-- Start of Extracted records --
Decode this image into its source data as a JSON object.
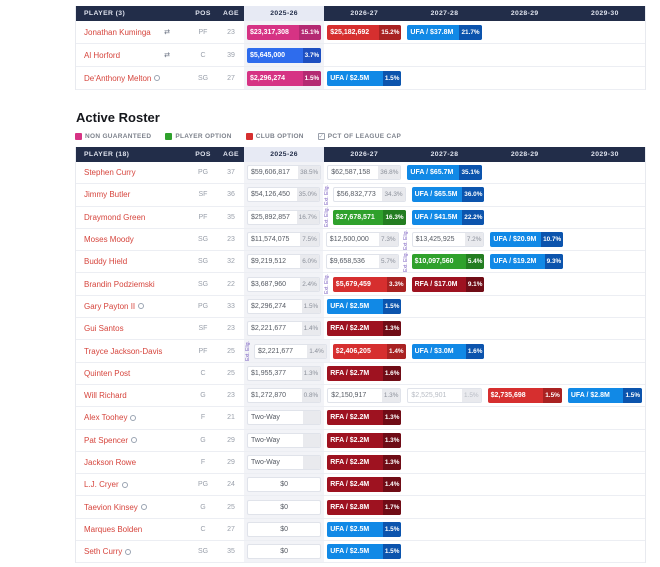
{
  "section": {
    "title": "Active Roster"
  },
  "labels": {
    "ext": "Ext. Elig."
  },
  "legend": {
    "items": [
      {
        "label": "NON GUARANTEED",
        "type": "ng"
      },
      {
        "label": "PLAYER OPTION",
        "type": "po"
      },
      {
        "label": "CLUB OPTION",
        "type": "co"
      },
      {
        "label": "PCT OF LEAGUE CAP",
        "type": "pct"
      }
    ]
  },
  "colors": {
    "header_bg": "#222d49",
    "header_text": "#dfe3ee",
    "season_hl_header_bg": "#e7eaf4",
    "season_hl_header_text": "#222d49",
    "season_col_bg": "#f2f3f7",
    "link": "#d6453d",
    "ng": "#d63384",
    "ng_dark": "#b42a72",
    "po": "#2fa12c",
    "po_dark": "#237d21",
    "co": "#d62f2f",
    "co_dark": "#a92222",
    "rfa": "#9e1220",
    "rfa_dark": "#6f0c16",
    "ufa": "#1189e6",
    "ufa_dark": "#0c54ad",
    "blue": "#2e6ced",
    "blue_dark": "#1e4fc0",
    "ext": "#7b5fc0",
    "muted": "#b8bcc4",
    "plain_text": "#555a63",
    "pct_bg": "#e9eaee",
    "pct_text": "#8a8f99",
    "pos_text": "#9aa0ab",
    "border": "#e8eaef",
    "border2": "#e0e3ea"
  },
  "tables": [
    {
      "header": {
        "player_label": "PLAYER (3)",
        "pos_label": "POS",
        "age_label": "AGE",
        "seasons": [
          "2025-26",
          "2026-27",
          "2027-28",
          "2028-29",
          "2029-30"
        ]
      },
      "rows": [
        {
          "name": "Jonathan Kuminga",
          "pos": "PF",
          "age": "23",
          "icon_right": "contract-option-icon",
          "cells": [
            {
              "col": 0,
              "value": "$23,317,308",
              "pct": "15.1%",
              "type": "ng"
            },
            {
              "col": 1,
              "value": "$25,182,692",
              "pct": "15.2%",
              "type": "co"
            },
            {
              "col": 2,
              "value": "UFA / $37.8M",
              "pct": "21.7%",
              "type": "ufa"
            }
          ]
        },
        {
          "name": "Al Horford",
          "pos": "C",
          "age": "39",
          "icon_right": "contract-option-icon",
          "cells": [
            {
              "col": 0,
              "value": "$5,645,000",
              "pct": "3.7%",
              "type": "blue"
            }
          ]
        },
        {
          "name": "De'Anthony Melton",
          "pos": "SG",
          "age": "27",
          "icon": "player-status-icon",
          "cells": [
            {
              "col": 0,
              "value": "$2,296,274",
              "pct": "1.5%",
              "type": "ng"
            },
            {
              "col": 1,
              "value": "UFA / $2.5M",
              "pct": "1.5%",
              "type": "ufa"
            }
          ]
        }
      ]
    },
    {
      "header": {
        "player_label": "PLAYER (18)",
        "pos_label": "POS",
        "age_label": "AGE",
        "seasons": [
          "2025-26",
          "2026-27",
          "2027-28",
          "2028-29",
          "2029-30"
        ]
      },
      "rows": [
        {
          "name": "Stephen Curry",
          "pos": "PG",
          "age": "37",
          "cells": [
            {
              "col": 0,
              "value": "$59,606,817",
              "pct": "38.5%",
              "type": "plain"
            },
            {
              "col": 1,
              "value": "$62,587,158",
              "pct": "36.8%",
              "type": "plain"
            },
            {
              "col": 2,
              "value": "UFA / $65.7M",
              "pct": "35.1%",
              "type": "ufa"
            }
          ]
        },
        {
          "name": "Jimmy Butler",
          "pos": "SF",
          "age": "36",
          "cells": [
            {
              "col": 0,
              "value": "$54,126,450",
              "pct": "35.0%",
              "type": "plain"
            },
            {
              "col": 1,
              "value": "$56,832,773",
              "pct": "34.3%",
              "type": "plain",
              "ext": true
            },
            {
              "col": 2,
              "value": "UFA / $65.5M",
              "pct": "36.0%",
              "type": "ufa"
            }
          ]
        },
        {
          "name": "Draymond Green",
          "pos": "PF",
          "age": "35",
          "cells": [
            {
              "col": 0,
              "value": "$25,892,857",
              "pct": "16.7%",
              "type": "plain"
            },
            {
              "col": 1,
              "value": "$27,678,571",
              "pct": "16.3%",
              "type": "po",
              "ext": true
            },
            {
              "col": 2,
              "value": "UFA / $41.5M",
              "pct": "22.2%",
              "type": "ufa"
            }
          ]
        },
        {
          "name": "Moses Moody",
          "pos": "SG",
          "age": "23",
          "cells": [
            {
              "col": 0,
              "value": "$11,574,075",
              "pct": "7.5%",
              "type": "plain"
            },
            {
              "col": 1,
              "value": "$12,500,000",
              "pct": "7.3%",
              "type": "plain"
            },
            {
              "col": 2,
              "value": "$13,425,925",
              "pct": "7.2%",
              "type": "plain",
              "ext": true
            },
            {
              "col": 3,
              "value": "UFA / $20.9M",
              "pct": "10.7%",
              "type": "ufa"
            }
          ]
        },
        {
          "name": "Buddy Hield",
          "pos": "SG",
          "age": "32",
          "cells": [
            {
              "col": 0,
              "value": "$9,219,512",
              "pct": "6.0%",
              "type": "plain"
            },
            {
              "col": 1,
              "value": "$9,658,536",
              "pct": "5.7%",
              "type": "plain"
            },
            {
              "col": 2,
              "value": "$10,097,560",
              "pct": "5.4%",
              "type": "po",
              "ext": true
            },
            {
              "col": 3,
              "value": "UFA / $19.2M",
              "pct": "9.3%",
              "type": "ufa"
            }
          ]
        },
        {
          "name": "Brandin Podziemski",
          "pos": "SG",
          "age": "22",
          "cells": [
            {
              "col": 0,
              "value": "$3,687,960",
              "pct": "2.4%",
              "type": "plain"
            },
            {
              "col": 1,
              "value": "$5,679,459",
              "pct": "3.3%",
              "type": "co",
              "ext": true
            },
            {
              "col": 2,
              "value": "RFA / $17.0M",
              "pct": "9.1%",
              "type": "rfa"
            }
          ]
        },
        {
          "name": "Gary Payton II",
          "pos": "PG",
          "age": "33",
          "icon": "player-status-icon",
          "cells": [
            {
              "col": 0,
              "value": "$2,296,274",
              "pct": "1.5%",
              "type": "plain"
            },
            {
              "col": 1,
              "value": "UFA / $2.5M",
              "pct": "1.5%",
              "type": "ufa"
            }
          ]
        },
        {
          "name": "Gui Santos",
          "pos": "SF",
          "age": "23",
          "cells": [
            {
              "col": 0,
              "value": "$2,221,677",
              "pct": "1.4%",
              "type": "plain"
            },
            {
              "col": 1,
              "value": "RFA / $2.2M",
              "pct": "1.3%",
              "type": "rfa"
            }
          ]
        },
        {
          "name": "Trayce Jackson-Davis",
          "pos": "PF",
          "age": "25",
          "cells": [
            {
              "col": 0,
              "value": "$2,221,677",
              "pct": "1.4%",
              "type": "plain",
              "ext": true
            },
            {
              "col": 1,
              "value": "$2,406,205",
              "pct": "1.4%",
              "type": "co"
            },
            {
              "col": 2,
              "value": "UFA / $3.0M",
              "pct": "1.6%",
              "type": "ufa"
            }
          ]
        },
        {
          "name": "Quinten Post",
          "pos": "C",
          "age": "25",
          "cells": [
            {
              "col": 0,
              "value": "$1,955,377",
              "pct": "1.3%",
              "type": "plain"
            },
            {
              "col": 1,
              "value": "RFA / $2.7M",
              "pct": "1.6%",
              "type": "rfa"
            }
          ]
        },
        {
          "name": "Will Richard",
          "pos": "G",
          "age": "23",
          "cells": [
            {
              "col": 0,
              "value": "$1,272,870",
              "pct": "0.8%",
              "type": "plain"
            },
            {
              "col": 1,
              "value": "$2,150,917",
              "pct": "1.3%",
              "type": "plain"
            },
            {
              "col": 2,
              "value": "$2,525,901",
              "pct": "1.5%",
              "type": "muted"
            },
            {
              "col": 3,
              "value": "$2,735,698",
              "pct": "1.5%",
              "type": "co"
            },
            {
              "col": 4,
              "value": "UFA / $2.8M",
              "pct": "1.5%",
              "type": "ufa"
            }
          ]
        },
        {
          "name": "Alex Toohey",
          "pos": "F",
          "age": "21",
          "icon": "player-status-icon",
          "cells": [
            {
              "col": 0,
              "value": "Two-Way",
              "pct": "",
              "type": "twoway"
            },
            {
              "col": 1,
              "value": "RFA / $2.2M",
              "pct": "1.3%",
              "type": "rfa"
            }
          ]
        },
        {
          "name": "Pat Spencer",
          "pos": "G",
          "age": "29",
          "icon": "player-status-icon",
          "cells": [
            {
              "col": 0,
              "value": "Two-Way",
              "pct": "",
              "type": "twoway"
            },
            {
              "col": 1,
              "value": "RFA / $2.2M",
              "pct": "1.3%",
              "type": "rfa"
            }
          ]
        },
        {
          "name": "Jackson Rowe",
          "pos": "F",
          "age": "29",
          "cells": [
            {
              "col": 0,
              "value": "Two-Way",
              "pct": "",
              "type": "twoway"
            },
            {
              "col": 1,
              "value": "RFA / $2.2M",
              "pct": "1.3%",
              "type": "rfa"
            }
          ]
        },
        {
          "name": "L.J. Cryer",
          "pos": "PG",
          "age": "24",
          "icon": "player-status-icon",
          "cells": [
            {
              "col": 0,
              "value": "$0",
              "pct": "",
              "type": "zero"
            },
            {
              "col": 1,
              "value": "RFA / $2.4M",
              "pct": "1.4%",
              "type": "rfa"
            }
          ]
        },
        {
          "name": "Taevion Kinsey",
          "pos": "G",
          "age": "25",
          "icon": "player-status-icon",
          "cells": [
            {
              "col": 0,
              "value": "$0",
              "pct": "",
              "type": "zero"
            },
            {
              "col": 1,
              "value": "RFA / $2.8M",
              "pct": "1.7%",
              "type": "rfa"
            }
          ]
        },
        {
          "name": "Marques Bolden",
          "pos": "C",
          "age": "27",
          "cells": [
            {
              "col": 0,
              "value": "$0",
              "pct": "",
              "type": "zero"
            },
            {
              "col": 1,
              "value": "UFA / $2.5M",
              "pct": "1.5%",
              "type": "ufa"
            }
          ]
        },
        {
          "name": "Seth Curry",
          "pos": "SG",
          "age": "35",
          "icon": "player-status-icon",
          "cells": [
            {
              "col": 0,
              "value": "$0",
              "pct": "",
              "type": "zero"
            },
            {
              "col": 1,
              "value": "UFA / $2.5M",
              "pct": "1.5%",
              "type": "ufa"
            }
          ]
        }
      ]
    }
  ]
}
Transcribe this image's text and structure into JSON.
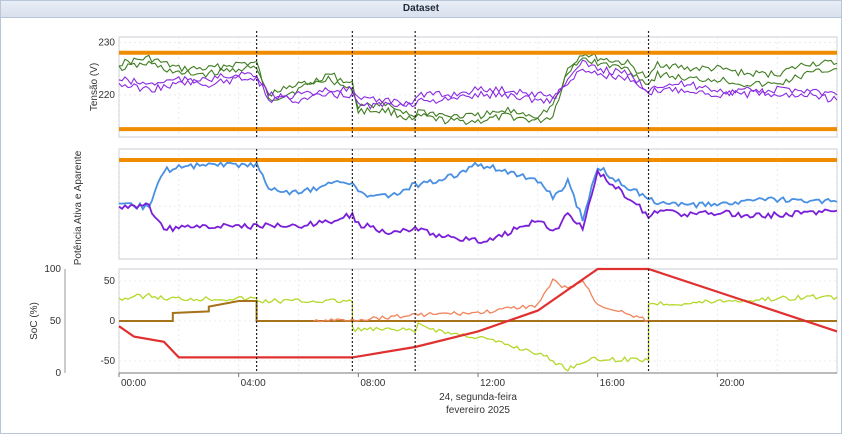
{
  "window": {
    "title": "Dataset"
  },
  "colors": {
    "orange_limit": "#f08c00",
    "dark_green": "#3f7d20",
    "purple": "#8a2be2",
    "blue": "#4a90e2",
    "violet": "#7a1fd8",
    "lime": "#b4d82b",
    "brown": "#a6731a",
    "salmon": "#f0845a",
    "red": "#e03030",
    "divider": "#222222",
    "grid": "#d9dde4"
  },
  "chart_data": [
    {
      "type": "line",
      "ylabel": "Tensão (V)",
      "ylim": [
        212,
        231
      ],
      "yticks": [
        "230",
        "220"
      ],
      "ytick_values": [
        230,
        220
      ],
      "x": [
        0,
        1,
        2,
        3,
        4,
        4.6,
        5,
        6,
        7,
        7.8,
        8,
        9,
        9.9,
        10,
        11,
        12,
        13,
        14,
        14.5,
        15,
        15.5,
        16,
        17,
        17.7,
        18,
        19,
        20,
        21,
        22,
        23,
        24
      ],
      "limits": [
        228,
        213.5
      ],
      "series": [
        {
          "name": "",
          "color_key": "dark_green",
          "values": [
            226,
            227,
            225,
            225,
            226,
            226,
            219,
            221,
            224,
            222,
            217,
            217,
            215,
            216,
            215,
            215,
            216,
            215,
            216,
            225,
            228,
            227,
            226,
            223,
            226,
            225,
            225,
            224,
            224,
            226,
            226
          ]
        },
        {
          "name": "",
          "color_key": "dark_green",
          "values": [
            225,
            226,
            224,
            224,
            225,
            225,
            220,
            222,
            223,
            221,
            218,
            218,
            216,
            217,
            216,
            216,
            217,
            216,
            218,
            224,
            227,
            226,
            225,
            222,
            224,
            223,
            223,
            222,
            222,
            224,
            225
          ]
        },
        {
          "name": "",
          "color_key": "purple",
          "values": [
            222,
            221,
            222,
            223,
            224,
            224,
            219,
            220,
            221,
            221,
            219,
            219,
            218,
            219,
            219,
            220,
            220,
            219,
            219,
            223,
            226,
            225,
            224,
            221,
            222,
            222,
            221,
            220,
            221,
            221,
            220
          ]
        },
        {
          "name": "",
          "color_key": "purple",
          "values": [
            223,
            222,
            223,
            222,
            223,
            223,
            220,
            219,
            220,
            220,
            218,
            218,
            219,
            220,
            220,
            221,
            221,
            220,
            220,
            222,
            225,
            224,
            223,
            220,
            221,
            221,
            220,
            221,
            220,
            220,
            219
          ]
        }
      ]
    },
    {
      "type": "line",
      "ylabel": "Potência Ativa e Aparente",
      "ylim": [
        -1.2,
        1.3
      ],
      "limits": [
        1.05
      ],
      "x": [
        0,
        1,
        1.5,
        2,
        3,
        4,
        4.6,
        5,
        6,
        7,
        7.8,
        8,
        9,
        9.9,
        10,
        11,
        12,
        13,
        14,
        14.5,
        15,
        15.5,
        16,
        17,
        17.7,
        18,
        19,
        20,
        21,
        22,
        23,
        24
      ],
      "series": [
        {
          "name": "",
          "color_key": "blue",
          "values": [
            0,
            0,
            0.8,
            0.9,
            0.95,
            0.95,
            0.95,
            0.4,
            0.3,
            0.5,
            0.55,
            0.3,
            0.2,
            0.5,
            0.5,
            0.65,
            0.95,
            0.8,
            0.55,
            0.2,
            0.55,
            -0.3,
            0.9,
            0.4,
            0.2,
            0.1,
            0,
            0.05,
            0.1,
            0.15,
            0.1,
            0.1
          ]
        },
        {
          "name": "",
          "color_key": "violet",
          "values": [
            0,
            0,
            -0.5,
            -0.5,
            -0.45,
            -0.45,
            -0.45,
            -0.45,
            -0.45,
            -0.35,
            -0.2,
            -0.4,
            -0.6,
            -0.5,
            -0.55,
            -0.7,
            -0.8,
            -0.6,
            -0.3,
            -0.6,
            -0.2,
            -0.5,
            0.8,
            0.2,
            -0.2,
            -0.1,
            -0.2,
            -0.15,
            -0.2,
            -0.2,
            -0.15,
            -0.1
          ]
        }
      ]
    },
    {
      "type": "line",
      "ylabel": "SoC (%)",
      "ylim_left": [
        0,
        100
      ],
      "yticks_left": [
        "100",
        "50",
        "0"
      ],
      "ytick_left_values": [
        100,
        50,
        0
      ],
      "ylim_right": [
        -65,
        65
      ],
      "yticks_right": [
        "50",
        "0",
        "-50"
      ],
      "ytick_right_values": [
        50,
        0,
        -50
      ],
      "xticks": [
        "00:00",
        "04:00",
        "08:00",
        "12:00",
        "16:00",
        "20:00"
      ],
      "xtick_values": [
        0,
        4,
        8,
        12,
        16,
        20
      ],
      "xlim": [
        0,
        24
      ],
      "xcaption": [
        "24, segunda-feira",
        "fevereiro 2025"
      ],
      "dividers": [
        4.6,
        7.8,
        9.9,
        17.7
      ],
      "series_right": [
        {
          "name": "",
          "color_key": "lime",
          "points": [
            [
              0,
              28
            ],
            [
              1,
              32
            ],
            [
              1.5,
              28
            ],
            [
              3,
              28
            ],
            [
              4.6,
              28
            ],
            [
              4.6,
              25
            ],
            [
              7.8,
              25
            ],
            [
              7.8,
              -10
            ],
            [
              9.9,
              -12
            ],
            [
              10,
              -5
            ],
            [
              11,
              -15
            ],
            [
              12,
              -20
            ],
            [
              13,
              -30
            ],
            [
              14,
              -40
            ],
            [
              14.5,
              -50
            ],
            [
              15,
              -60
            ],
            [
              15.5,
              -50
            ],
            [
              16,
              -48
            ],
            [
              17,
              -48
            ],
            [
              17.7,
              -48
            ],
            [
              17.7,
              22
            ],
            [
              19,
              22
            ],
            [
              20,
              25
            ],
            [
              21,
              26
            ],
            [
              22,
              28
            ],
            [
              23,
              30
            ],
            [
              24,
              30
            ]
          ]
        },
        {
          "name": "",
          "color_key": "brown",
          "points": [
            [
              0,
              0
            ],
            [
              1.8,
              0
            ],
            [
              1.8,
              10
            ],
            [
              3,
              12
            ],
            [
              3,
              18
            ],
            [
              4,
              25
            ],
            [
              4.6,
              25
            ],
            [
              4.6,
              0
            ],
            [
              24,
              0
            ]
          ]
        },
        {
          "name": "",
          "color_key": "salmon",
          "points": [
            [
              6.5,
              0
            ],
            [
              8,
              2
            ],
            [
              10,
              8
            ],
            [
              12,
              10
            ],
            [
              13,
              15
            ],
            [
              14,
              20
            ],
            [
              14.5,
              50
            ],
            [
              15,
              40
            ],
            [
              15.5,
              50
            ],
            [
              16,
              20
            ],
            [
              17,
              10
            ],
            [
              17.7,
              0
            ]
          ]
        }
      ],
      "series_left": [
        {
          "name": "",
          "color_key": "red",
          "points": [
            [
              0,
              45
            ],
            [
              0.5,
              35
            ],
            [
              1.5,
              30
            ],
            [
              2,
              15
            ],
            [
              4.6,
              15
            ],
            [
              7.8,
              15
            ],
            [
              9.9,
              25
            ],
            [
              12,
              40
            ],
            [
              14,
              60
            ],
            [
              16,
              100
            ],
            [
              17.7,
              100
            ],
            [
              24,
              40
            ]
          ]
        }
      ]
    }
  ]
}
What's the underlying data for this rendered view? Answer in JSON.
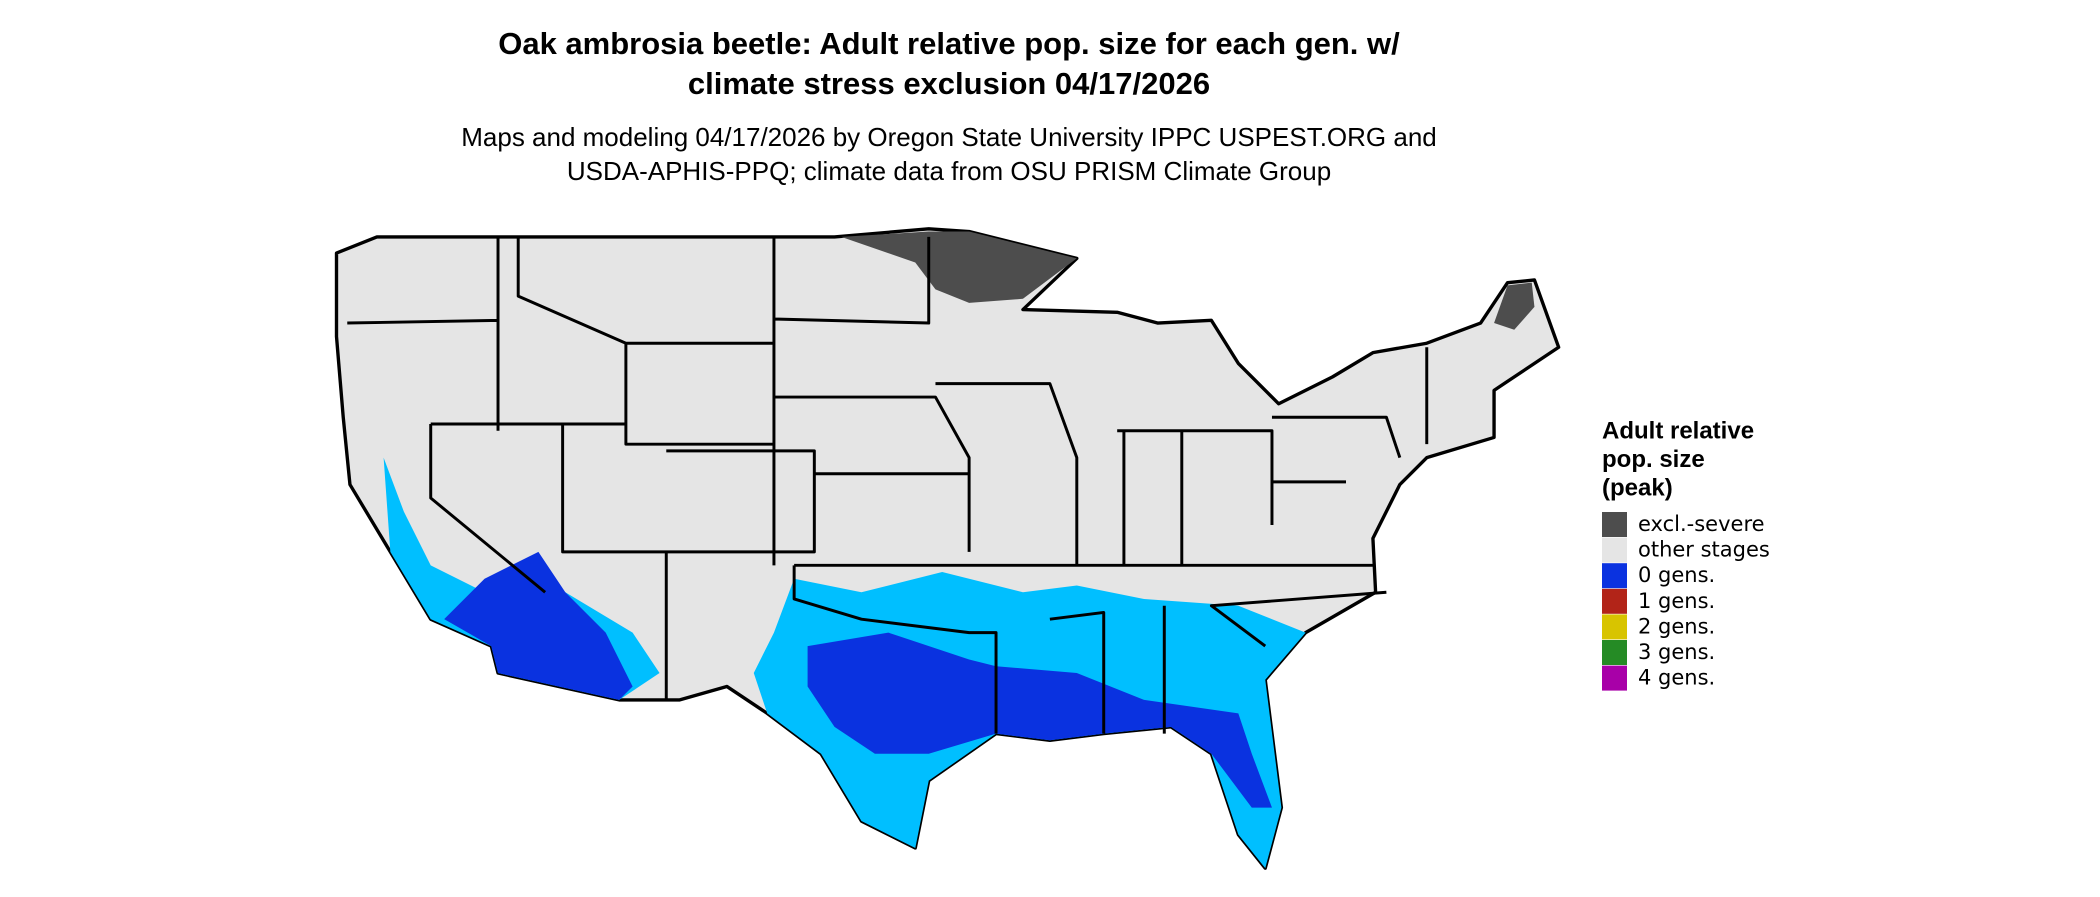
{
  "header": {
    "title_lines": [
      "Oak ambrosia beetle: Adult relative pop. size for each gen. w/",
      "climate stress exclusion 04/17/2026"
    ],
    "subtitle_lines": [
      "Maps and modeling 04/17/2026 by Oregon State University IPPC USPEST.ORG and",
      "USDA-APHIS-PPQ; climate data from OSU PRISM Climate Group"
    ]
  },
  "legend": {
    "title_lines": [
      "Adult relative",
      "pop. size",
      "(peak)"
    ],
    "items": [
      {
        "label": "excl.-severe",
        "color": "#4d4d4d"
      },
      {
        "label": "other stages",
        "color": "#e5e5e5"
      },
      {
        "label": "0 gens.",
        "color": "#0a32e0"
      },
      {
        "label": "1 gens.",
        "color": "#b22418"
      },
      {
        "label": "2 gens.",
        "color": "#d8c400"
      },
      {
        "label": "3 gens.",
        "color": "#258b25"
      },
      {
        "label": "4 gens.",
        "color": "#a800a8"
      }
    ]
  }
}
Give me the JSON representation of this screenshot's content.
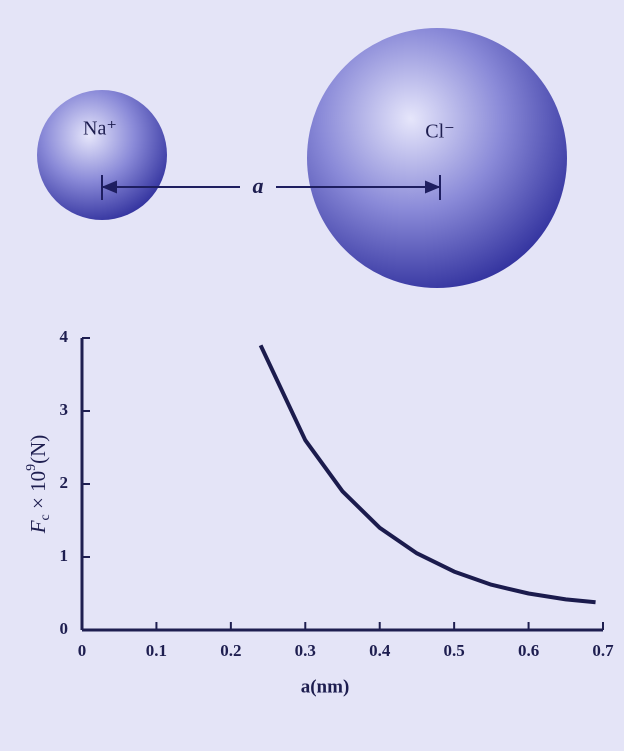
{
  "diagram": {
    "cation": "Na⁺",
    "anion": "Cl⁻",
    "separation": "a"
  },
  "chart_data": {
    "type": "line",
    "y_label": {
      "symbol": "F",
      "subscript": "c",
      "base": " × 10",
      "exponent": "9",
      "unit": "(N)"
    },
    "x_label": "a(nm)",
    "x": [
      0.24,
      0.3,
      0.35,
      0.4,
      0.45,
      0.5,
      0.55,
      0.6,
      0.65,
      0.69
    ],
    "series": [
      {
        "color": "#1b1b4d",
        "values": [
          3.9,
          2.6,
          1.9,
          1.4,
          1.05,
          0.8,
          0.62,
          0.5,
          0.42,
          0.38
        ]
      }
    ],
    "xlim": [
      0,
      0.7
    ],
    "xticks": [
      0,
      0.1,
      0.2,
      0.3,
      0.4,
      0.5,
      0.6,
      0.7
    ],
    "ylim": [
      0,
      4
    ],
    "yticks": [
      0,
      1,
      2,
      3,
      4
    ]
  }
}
-- End of Extracted records --
§ **Job**:
Where a line above includes "JSON", copy that line.

§ **Task answer**:
Decode this image into its source data as a JSON object.
Transcribe this image's text and structure into JSON.
What's the underlying data for this rendered view? Answer in JSON.
Give me the JSON representation of this screenshot's content.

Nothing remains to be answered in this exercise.